**WORK TO BE COMPLETED**
Please give the listing again, word for word, with nothing left out.

Dataset excerpt
↓
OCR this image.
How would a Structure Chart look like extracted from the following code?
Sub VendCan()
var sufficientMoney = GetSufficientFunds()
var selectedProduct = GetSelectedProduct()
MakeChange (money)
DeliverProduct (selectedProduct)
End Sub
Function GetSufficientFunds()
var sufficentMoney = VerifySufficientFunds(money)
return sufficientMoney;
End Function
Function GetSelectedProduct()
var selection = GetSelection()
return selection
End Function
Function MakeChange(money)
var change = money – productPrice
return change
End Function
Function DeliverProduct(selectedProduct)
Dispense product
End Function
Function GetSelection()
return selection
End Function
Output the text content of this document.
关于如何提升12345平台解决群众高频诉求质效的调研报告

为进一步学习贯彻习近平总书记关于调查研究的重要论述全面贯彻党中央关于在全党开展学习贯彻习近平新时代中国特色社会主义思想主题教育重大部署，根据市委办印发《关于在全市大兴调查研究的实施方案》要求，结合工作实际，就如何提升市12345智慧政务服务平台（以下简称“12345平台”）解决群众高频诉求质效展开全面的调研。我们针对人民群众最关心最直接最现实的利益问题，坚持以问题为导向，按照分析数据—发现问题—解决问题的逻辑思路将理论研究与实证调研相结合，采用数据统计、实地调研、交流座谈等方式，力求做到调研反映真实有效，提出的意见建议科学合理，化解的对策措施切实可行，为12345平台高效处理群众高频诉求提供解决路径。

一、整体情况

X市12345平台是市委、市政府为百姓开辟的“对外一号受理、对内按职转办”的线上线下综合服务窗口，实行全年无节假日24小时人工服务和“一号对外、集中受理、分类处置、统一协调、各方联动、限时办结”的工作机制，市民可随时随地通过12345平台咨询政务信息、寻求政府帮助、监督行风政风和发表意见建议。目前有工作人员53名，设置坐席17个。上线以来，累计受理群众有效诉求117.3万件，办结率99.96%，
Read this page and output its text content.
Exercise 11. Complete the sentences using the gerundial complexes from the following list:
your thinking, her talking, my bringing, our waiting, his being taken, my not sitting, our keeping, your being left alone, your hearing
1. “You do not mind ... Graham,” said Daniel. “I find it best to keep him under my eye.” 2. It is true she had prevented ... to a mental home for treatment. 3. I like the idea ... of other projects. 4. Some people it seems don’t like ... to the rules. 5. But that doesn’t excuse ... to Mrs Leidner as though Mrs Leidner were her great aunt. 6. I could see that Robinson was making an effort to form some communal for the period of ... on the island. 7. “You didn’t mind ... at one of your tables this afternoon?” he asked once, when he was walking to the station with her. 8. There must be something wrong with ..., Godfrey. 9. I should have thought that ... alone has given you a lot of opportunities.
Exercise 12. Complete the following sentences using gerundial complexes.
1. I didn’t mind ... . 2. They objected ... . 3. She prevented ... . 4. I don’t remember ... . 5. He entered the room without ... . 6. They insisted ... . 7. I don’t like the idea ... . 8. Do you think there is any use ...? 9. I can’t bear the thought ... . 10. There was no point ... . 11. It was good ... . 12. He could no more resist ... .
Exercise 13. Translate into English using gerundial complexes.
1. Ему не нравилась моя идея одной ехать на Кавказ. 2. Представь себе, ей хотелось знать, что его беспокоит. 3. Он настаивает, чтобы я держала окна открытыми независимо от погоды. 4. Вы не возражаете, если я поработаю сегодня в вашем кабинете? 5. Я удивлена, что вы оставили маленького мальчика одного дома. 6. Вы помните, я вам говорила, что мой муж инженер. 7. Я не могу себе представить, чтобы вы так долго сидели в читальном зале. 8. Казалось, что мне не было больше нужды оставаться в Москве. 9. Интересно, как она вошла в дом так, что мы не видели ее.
↑
**COMPLETE OUTPUT**
OCR this image.
How would a Structure Chart look like extracted from the following code?
Sub VendCan()
var sufficientMoney = GetSufficientFunds()
var selectedProduct = GetSelectedProduct()
MakeChange (money)
DeliverProduct (selectedProduct)
End Sub
Function GetSufficientFunds()
var sufficentMoney = VerifySufficientFunds(money)
return sufficientMoney;
End Function
Function GetSelectedProduct()
var selection = GetSelection()
return selection
End Function
Function MakeChange(money)
var change = money – productPrice
return change
End Function
Function DeliverProduct(selectedProduct)
Dispense product
End Function
Function GetSelection()
return selection
End Function
Output the text content of this document.
关于如何提升12345平台解决群众高频诉求质效的调研报告

为进一步学习贯彻习近平总书记关于调查研究的重要论述全面贯彻党中央关于在全党开展学习贯彻习近平新时代中国特色社会主义思想主题教育重大部署，根据市委办印发《关于在全市大兴调查研究的实施方案》要求，结合工作实际，就如何提升市12345智慧政务服务平台（以下简称“12345平台”）解决群众高频诉求质效展开全面的调研。我们针对人民群众最关心最直接最现实的利益问题，坚持以问题为导向，按照分析数据—发现问题—解决问题的逻辑思路将理论研究与实证调研相结合，采用数据统计、实地调研、交流座谈等方式，力求做到调研反映真实有效，提出的意见建议科学合理，化解的对策措施切实可行，为12345平台高效处理群众高频诉求提供解决路径。

一、整体情况

X市12345平台是市委、市政府为百姓开辟的“对外一号受理、对内按职转办”的线上线下综合服务窗口，实行全年无节假日24小时人工服务和“一号对外、集中受理、分类处置、统一协调、各方联动、限时办结”的工作机制，市民可随时随地通过12345平台咨询政务信息、寻求政府帮助、监督行风政风和发表意见建议。目前有工作人员53名，设置坐席17个。上线以来，累计受理群众有效诉求117.3万件，办结率99.96%，
Read this page and output its text content.
Exercise 11. Complete the sentences using the gerundial complexes from the following list:
your thinking, her talking, my bringing, our waiting, his being taken, my not sitting, our keeping, your being left alone, your hearing
1. “You do not mind ... Graham,” said Daniel. “I find it best to keep him under my eye.” 2. It is true she had prevented ... to a mental home for treatment. 3. I like the idea ... of other projects. 4. Some people it seems don’t like ... to the rules. 5. But that doesn’t excuse ... to Mrs Leidner as though Mrs Leidner were her great aunt. 6. I could see that Robinson was making an effort to form some communal for the period of ... on the island. 7. “You didn’t mind ... at one of your tables this afternoon?” he asked once, when he was walking to the station with her. 8. There must be something wrong with ..., Godfrey. 9. I should have thought that ... alone has given you a lot of opportunities.
Exercise 12. Complete the following sentences using gerundial complexes.
1. I didn’t mind ... . 2. They objected ... . 3. She prevented ... . 4. I don’t remember ... . 5. He entered the room without ... . 6. They insisted ... . 7. I don’t like the idea ... . 8. Do you think there is any use ...? 9. I can’t bear the thought ... . 10. There was no point ... . 11. It was good ... . 12. He could no more resist ... .
Exercise 13. Translate into English using gerundial complexes.
1. Ему не нравилась моя идея одной ехать на Кавказ. 2. Представь себе, ей хотелось знать, что его беспокоит. 3. Он настаивает, чтобы я держала окна открытыми независимо от погоды. 4. Вы не возражаете, если я поработаю сегодня в вашем кабинете? 5. Я удивлена, что вы оставили маленького мальчика одного дома. 6. Вы помните, я вам говорила, что мой муж инженер. 7. Я не могу себе представить, чтобы вы так долго сидели в читальном зале. 8. Казалось, что мне не было больше нужды оставаться в Москве. 9. Интересно, как она вошла в дом так, что мы не видели ее.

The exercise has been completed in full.